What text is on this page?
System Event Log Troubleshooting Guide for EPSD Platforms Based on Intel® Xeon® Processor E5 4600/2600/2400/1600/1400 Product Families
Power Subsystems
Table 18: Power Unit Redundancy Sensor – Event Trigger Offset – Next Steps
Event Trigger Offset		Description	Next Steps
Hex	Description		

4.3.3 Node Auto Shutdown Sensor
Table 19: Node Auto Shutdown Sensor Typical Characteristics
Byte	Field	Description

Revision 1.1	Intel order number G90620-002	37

---*---

▶ _Given exercise_
Restate the data above exactly, keeping each word as it stands.

▶ _Response to the task_
What text is on this page?
System Event Log Troubleshooting Guide for EPSD Platforms Based on Intel® Xeon® Processor E5 4600/2600/2400/1600/1400 Product Families
Power Subsystems
Table 18: Power Unit Redundancy Sensor – Event Trigger Offset – Next Steps
Event Trigger Offset		Description	Next Steps
Hex	Description		

4.3.3 Node Auto Shutdown Sensor
Table 19: Node Auto Shutdown Sensor Typical Characteristics
Byte	Field	Description

Revision 1.1	Intel order number G90620-002	37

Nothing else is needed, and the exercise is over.